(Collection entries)
= = = =

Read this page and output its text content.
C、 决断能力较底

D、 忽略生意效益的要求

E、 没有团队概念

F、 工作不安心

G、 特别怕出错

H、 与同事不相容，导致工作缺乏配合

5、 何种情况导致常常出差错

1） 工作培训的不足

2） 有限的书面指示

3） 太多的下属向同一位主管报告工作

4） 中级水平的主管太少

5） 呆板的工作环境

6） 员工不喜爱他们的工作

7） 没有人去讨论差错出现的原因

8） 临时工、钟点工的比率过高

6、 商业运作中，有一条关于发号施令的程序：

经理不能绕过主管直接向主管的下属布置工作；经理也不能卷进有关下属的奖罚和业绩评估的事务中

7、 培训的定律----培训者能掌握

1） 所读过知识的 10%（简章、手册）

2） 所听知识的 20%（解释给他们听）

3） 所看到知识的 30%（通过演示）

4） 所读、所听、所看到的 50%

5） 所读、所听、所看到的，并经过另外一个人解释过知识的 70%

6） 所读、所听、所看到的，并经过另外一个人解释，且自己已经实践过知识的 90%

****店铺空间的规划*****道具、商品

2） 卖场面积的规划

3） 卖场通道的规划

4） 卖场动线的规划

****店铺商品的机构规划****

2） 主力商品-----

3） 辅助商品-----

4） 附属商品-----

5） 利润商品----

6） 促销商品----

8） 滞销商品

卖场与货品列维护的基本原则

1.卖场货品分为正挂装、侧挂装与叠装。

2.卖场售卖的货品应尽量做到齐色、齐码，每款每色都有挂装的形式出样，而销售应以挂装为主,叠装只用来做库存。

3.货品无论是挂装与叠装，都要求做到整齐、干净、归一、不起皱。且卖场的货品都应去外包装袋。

= = = =

#### What you need to do:
Reply with one number only, the count of lines above that hold the string "所看到的".

#### Output:
3